[Saved data entries]
* * * * *
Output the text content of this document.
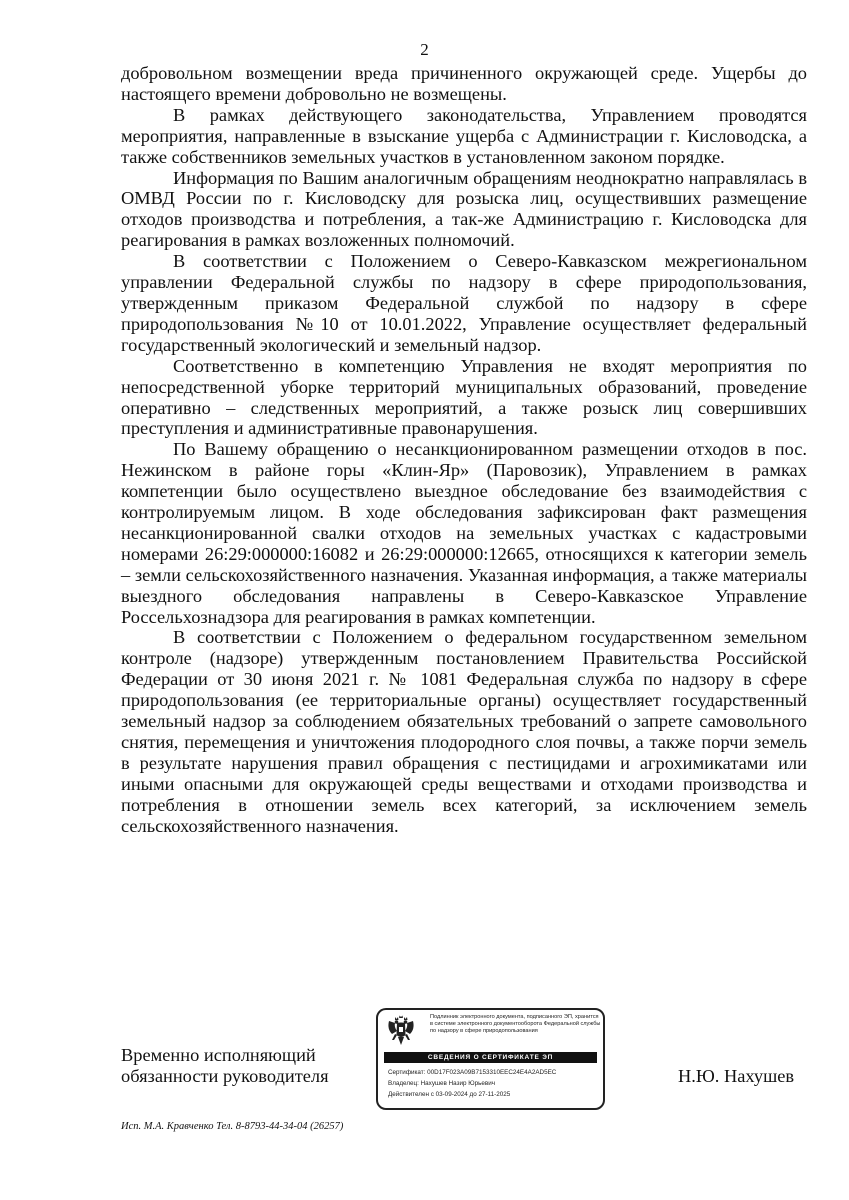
2

добровольном возмещении вреда причиненного окружающей среде. Ущербы до настоящего времени добровольно не возмещены.

В рамках действующего законодательства, Управлением проводятся мероприятия, направленные в взыскание ущерба с Администрации г. Кисловодска, а также собственников земельных участков в установленном законом порядке.

Информация по Вашим аналогичным обращениям неоднократно направлялась в ОМВД России по г. Кисловодску для розыска лиц, осуществивших размещение отходов производства и потребления, а так-же Администрацию г. Кисловодска для реагирования в рамках возложенных полномочий.

В соответствии с Положением о Северо-Кавказском межрегиональном управлении Федеральной службы по надзору в сфере природопользования, утвержденным приказом Федеральной службой по надзору в сфере природопользования №10 от 10.01.2022, Управление осуществляет федеральный государственный экологический и земельный надзор.

Соответственно в компетенцию Управления не входят мероприятия по непосредственной уборке территорий муниципальных образований, проведение оперативно – следственных мероприятий, а также розыск лиц совершивших преступления и административные правонарушения.

По Вашему обращению о несанкционированном размещении отходов в пос. Нежинском в районе горы «Клин-Яр» (Паровозик), Управлением в рамках компетенции было осуществлено выездное обследование без взаимодействия с контролируемым лицом. В ходе обследования зафиксирован факт размещения несанкционированной свалки отходов на земельных участках с кадастровыми номерами 26:29:000000:16082 и 26:29:000000:12665, относящихся к категории земель – земли сельскохозяйственного назначения. Указанная информация, а также материалы выездного обследования направлены в Северо-Кавказское Управление Россельхознадзора для реагирования в рамках компетенции.

В соответствии с Положением о федеральном государственном земельном контроле (надзоре) утвержденным постановлением Правительства Российской Федерации от 30 июня 2021 г. № 1081 Федеральная служба по надзору в сфере природопользования (ее территориальные органы) осуществляет государственный земельный надзор за соблюдением обязательных требований о запрете самовольного снятия, перемещения и уничтожения плодородного слоя почвы, а также порчи земель в результате нарушения правил обращения с пестицидами и агрохимикатами или иными опасными для окружающей среды веществами и отходами производства и потребления в отношении земель всех категорий, за исключением земель сельскохозяйственного назначения.

Временно исполняющий
обязанности руководителя
Подлинник электронного документа, подписанного ЭП, хранится в системе электронного документооборота Федеральной службы по надзору в сфере природопользования
СВЕДЕНИЯ О СЕРТИФИКАТЕ ЭП
Сертификат: 00D17F023A09B7153310EEC24E4A2AD5EC
Владелец: Нахушев Назир Юрьевич
Действителен с 03-09-2024 до 27-11-2025
Н.Ю. Нахушев
Исп. М.А. Кравченко Тел. 8-8793-44-34-04 (26257)
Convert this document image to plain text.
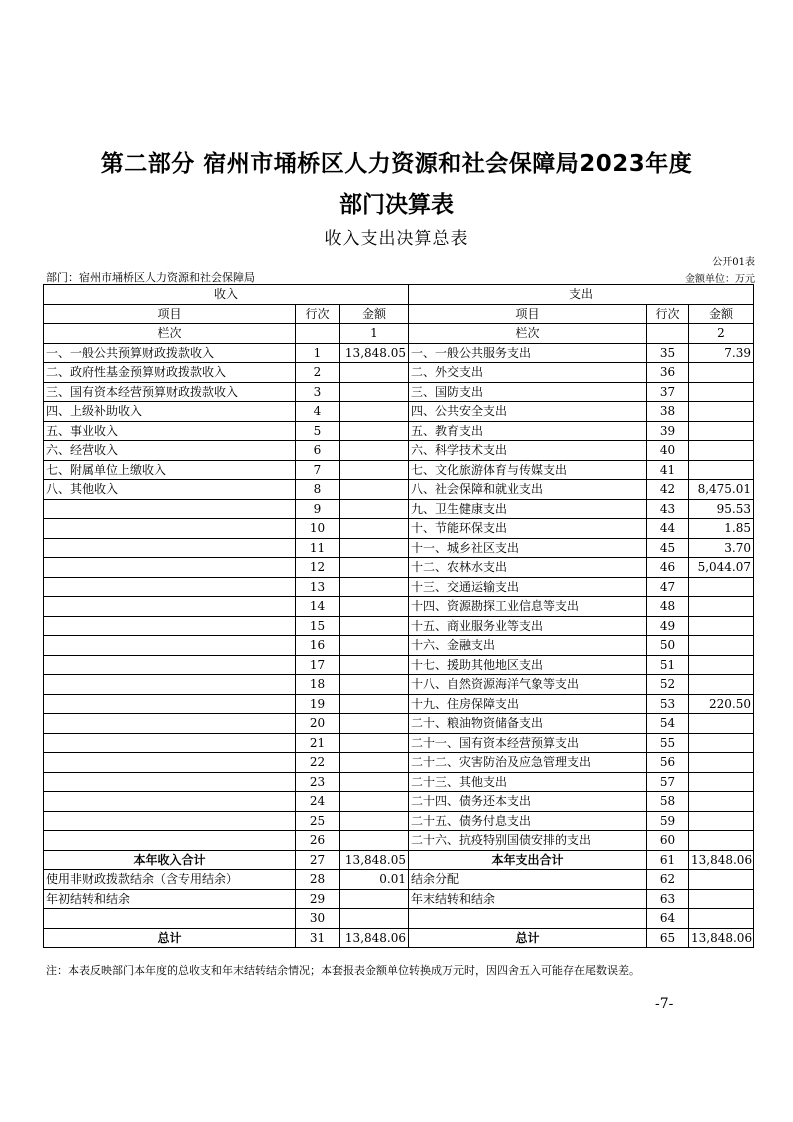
第二部分 宿州市埇桥区人力资源和社会保障局2023年度
部门决算表
收入支出决算总表
公开01表
部门：宿州市埇桥区人力资源和社会保障局	金额单位：万元
收入			支出		
项目	行次	金额	项目	行次	金额
栏次		1	栏次		2
一、一般公共预算财政拨款收入	1	13,848.05	一、一般公共服务支出	35	7.39
二、政府性基金预算财政拨款收入	2		二、外交支出	36	
三、国有资本经营预算财政拨款收入	3		三、国防支出	37	
四、上级补助收入	4		四、公共安全支出	38	
五、事业收入	5		五、教育支出	39	
六、经营收入	6		六、科学技术支出	40	
七、附属单位上缴收入	7		七、文化旅游体育与传媒支出	41	
八、其他收入	8		八、社会保障和就业支出	42	8,475.01
	9		九、卫生健康支出	43	95.53
	10		十、节能环保支出	44	1.85
	11		十一、城乡社区支出	45	3.70
	12		十二、农林水支出	46	5,044.07
	13		十三、交通运输支出	47	
	14		十四、资源勘探工业信息等支出	48	
	15		十五、商业服务业等支出	49	
	16		十六、金融支出	50	
	17		十七、援助其他地区支出	51	
	18		十八、自然资源海洋气象等支出	52	
	19		十九、住房保障支出	53	220.50
	20		二十、粮油物资储备支出	54	
	21		二十一、国有资本经营预算支出	55	
	22		二十二、灾害防治及应急管理支出	56	
	23		二十三、其他支出	57	
	24		二十四、债务还本支出	58	
	25		二十五、债务付息支出	59	
	26		二十六、抗疫特别国债安排的支出	60	
本年收入合计	27	13,848.05	本年支出合计	61	13,848.06
使用非财政拨款结余（含专用结余）	28	0.01	结余分配	62	
年初结转和结余	29		年末结转和结余	63	
	30			64	
总计	31	13,848.06	总计	65	13,848.06
注：本表反映部门本年度的总收支和年末结转结余情况；本套报表金额单位转换成万元时，因四舍五入可能存在尾数误差。
-7-
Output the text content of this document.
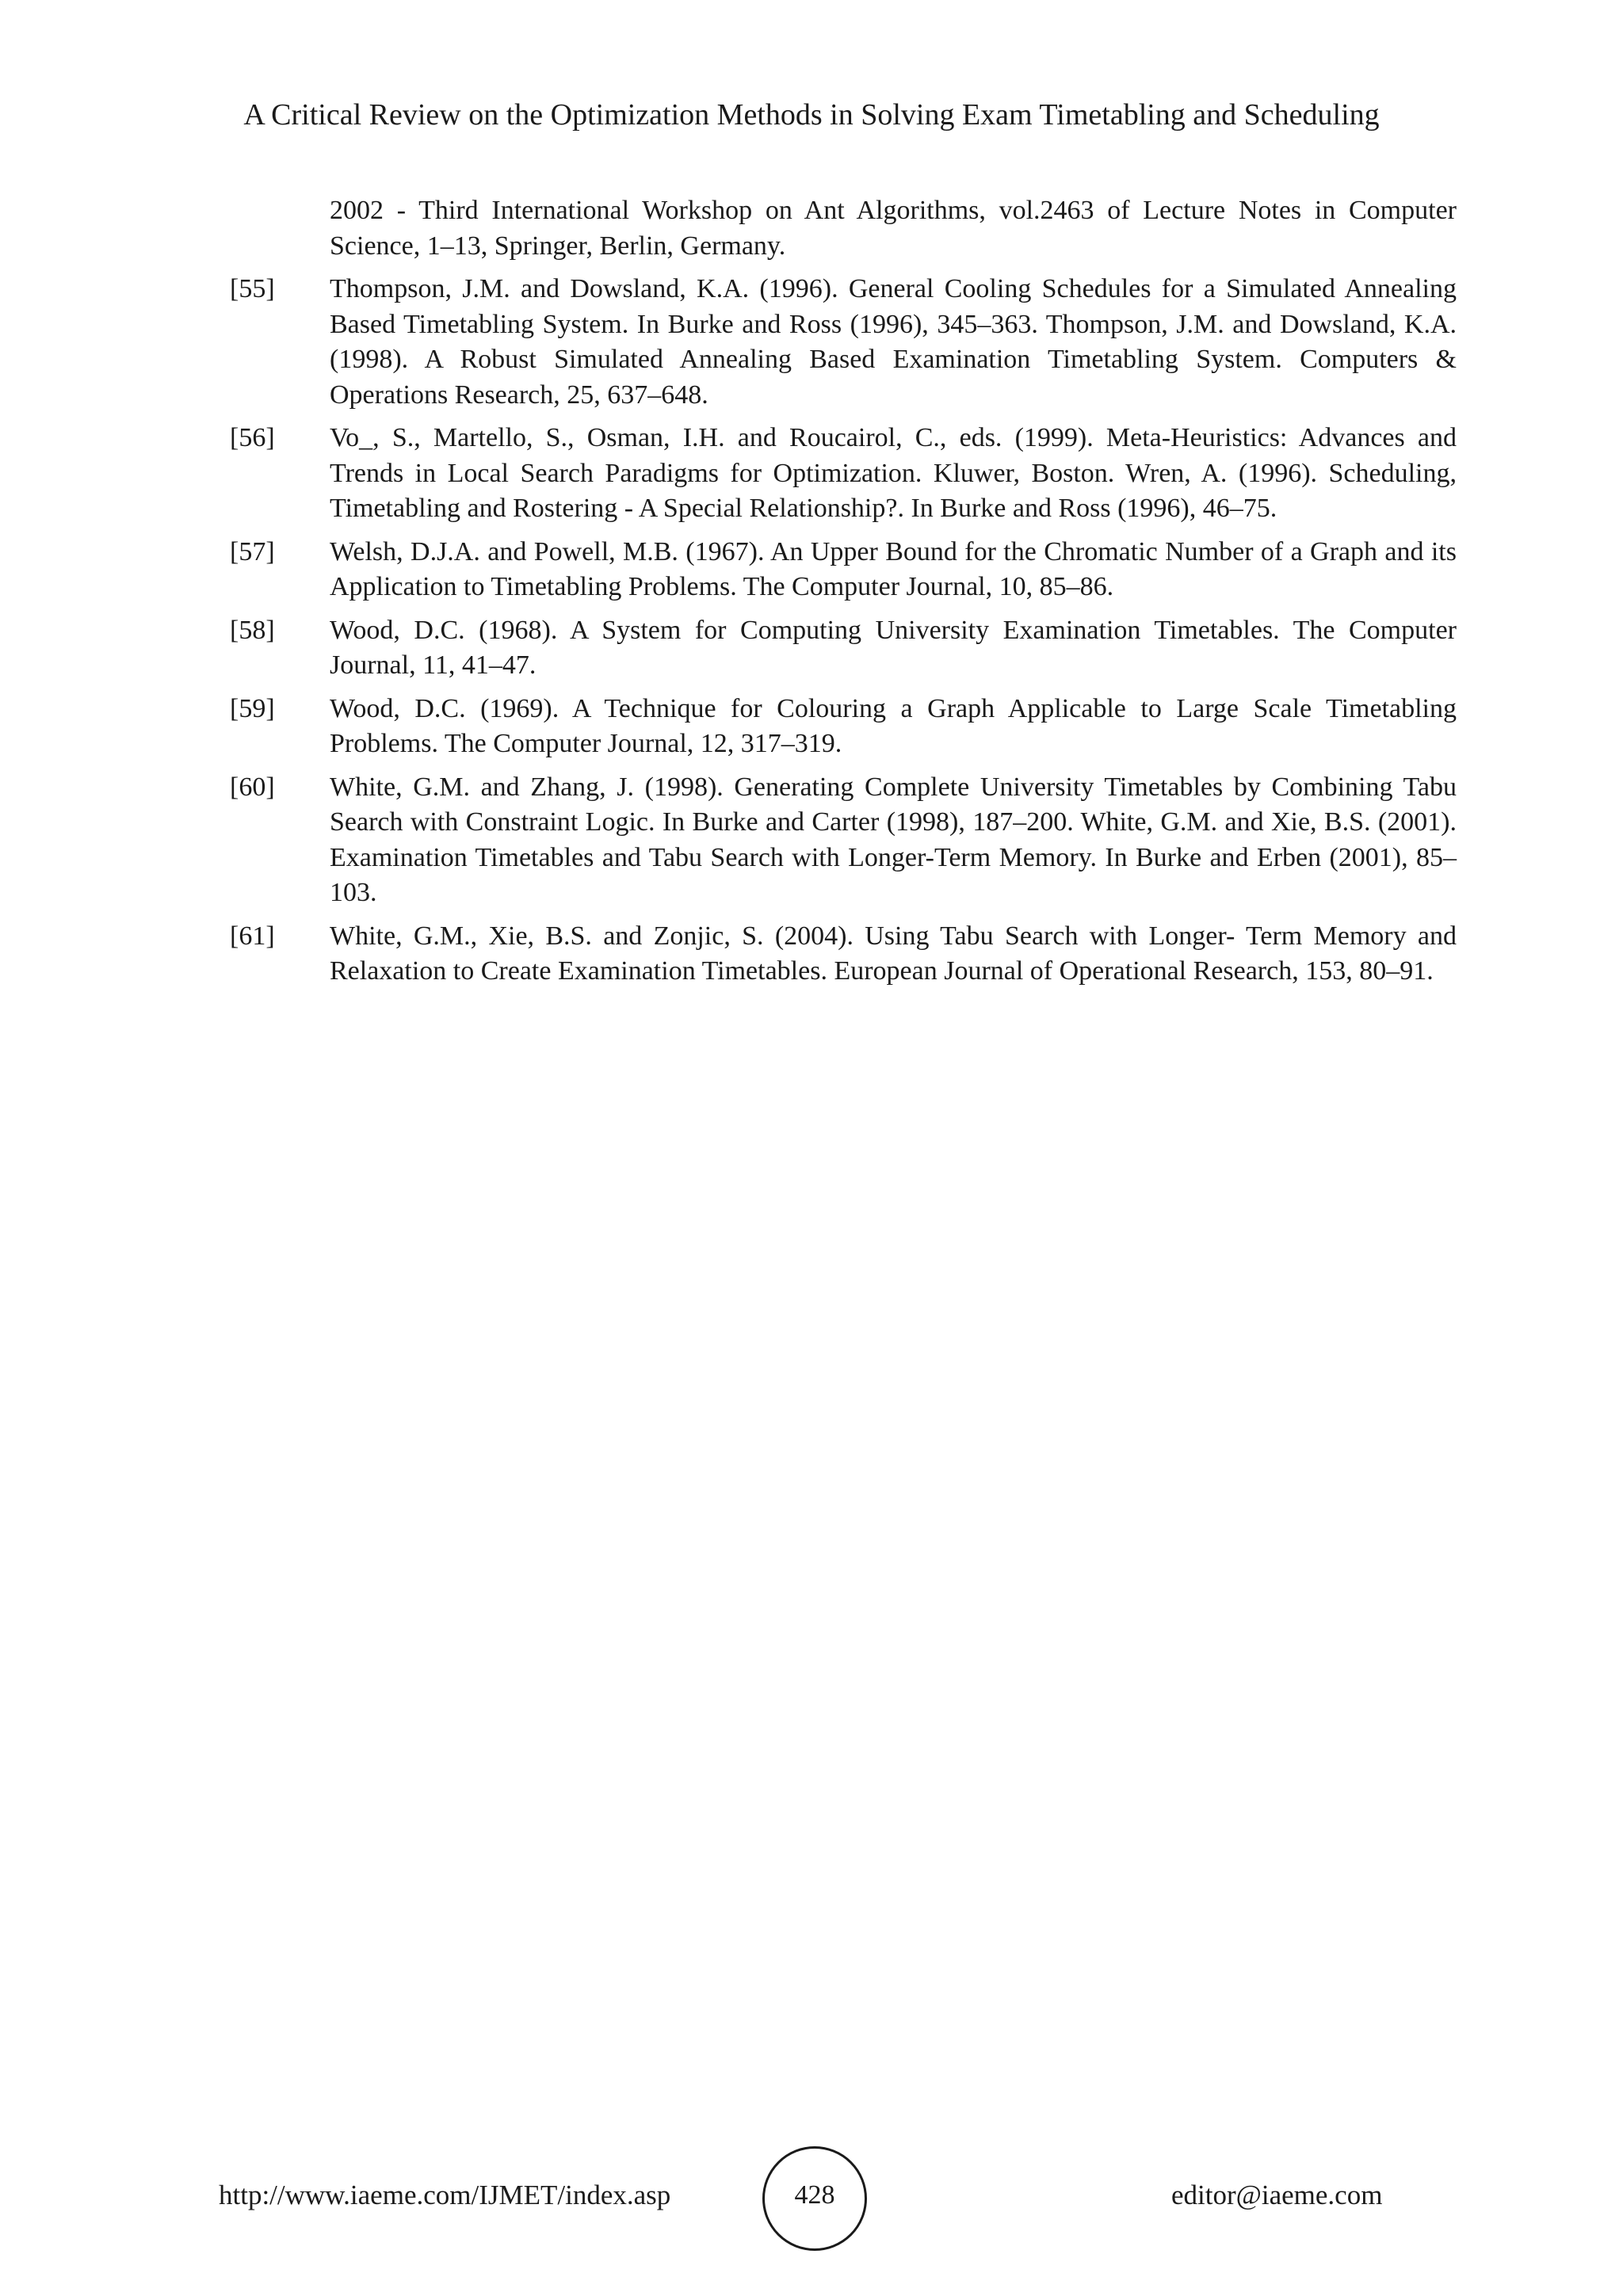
A Critical Review on the Optimization Methods in Solving Exam Timetabling and Scheduling
2002 - Third International Workshop on Ant Algorithms, vol.2463 of Lecture Notes in Computer Science, 1–13, Springer, Berlin, Germany.
[55]	Thompson, J.M. and Dowsland, K.A. (1996). General Cooling Schedules for a Simulated Annealing Based Timetabling System. In Burke and Ross (1996), 345–363. Thompson, J.M. and Dowsland, K.A. (1998). A Robust Simulated Annealing Based Examination Timetabling System. Computers & Operations Research, 25, 637–648.
[56]	Vo_, S., Martello, S., Osman, I.H. and Roucairol, C., eds. (1999). Meta-Heuristics: Advances and Trends in Local Search Paradigms for Optimization. Kluwer, Boston. Wren, A. (1996). Scheduling, Timetabling and Rostering - A Special Relationship?. In Burke and Ross (1996), 46–75.
[57]	Welsh, D.J.A. and Powell, M.B. (1967). An Upper Bound for the Chromatic Number of a Graph and its Application to Timetabling Problems. The Computer Journal, 10, 85–86.
[58]	Wood, D.C. (1968). A System for Computing University Examination Timetables. The Computer Journal, 11, 41–47.
[59]	Wood, D.C. (1969). A Technique for Colouring a Graph Applicable to Large Scale Timetabling Problems. The Computer Journal, 12, 317–319.
[60]	White, G.M. and Zhang, J. (1998). Generating Complete University Timetables by Combining Tabu Search with Constraint Logic. In Burke and Carter (1998), 187–200. White, G.M. and Xie, B.S. (2001). Examination Timetables and Tabu Search with Longer-Term Memory. In Burke and Erben (2001), 85–103.
[61]	White, G.M., Xie, B.S. and Zonjic, S. (2004). Using Tabu Search with Longer- Term Memory and Relaxation to Create Examination Timetables. European Journal of Operational Research, 153, 80–91.
http://www.iaeme.com/IJMET/index.asp	428	editor@iaeme.com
* * * * *
- _Task directions_: Reproduce all entries exactly. Pictures do not belong in the copy.

- _Output of the exercise_:
Output the text content of this document.
2

добровольном возмещении вреда причиненного окружающей среде. Ущербы до настоящего времени добровольно не возмещены.

В рамках действующего законодательства, Управлением проводятся мероприятия, направленные в взыскание ущерба с Администрации г. Кисловодска, а также собственников земельных участков в установленном законом порядке.

Информация по Вашим аналогичным обращениям неоднократно направлялась в ОМВД России по г. Кисловодску для розыска лиц, осуществивших размещение отходов производства и потребления, а так-же Администрацию г. Кисловодска для реагирования в рамках возложенных полномочий.

В соответствии с Положением о Северо-Кавказском межрегиональном управлении Федеральной службы по надзору в сфере природопользования, утвержденным приказом Федеральной службой по надзору в сфере природопользования №10 от 10.01.2022, Управление осуществляет федеральный государственный экологический и земельный надзор.

Соответственно в компетенцию Управления не входят мероприятия по непосредственной уборке территорий муниципальных образований, проведение оперативно – следственных мероприятий, а также розыск лиц совершивших преступления и административные правонарушения.

По Вашему обращению о несанкционированном размещении отходов в пос. Нежинском в районе горы «Клин-Яр» (Паровозик), Управлением в рамках компетенции было осуществлено выездное обследование без взаимодействия с контролируемым лицом. В ходе обследования зафиксирован факт размещения несанкционированной свалки отходов на земельных участках с кадастровыми номерами 26:29:000000:16082 и 26:29:000000:12665, относящихся к категории земель – земли сельскохозяйственного назначения. Указанная информация, а также материалы выездного обследования направлены в Северо-Кавказское Управление Россельхознадзора для реагирования в рамках компетенции.

В соответствии с Положением о федеральном государственном земельном контроле (надзоре) утвержденным постановлением Правительства Российской Федерации от 30 июня 2021 г. № 1081 Федеральная служба по надзору в сфере природопользования (ее территориальные органы) осуществляет государственный земельный надзор за соблюдением обязательных требований о запрете самовольного снятия, перемещения и уничтожения плодородного слоя почвы, а также порчи земель в результате нарушения правил обращения с пестицидами и агрохимикатами или иными опасными для окружающей среды веществами и отходами производства и потребления в отношении земель всех категорий, за исключением земель сельскохозяйственного назначения.

Временно исполняющий
обязанности руководителя
Подлинник электронного документа, подписанного ЭП, хранится в системе электронного документооборота Федеральной службы по надзору в сфере природопользования
СВЕДЕНИЯ О СЕРТИФИКАТЕ ЭП
Сертификат: 00D17F023A09B7153310EEC24E4A2AD5EC
Владелец: Нахушев Назир Юрьевич
Действителен с 03-09-2024 до 27-11-2025
Н.Ю. Нахушев
Исп. М.А. Кравченко Тел. 8-8793-44-34-04 (26257)
Convert this document image to plain text.
第二部分 宿州市埇桥区人力资源和社会保障局2023年度
部门决算表
收入支出决算总表
公开01表
部门：宿州市埇桥区人力资源和社会保障局	金额单位：万元
收入			支出		
项目	行次	金额	项目	行次	金额
栏次		1	栏次		2
一、一般公共预算财政拨款收入	1	13,848.05	一、一般公共服务支出	35	7.39
二、政府性基金预算财政拨款收入	2		二、外交支出	36	
三、国有资本经营预算财政拨款收入	3		三、国防支出	37	
四、上级补助收入	4		四、公共安全支出	38	
五、事业收入	5		五、教育支出	39	
六、经营收入	6		六、科学技术支出	40	
七、附属单位上缴收入	7		七、文化旅游体育与传媒支出	41	
八、其他收入	8		八、社会保障和就业支出	42	8,475.01
	9		九、卫生健康支出	43	95.53
	10		十、节能环保支出	44	1.85
	11		十一、城乡社区支出	45	3.70
	12		十二、农林水支出	46	5,044.07
	13		十三、交通运输支出	47	
	14		十四、资源勘探工业信息等支出	48	
	15		十五、商业服务业等支出	49	
	16		十六、金融支出	50	
	17		十七、援助其他地区支出	51	
	18		十八、自然资源海洋气象等支出	52	
	19		十九、住房保障支出	53	220.50
	20		二十、粮油物资储备支出	54	
	21		二十一、国有资本经营预算支出	55	
	22		二十二、灾害防治及应急管理支出	56	
	23		二十三、其他支出	57	
	24		二十四、债务还本支出	58	
	25		二十五、债务付息支出	59	
	26		二十六、抗疫特别国债安排的支出	60	
本年收入合计	27	13,848.05	本年支出合计	61	13,848.06
使用非财政拨款结余（含专用结余）	28	0.01	结余分配	62	
年初结转和结余	29		年末结转和结余	63	
	30			64	
总计	31	13,848.06	总计	65	13,848.06
注：本表反映部门本年度的总收支和年末结转结余情况；本套报表金额单位转换成万元时，因四舍五入可能存在尾数误差。
-7-
Output the text content of this document.
A Critical Review on the Optimization Methods in Solving Exam Timetabling and Scheduling
2002 - Third International Workshop on Ant Algorithms, vol.2463 of Lecture Notes in Computer Science, 1–13, Springer, Berlin, Germany.
[55]	Thompson, J.M. and Dowsland, K.A. (1996). General Cooling Schedules for a Simulated Annealing Based Timetabling System. In Burke and Ross (1996), 345–363. Thompson, J.M. and Dowsland, K.A. (1998). A Robust Simulated Annealing Based Examination Timetabling System. Computers & Operations Research, 25, 637–648.
[56]	Vo_, S., Martello, S., Osman, I.H. and Roucairol, C., eds. (1999). Meta-Heuristics: Advances and Trends in Local Search Paradigms for Optimization. Kluwer, Boston. Wren, A. (1996). Scheduling, Timetabling and Rostering - A Special Relationship?. In Burke and Ross (1996), 46–75.
[57]	Welsh, D.J.A. and Powell, M.B. (1967). An Upper Bound for the Chromatic Number of a Graph and its Application to Timetabling Problems. The Computer Journal, 10, 85–86.
[58]	Wood, D.C. (1968). A System for Computing University Examination Timetables. The Computer Journal, 11, 41–47.
[59]	Wood, D.C. (1969). A Technique for Colouring a Graph Applicable to Large Scale Timetabling Problems. The Computer Journal, 12, 317–319.
[60]	White, G.M. and Zhang, J. (1998). Generating Complete University Timetables by Combining Tabu Search with Constraint Logic. In Burke and Carter (1998), 187–200. White, G.M. and Xie, B.S. (2001). Examination Timetables and Tabu Search with Longer-Term Memory. In Burke and Erben (2001), 85–103.
[61]	White, G.M., Xie, B.S. and Zonjic, S. (2004). Using Tabu Search with Longer- Term Memory and Relaxation to Create Examination Timetables. European Journal of Operational Research, 153, 80–91.
http://www.iaeme.com/IJMET/index.asp	428	editor@iaeme.com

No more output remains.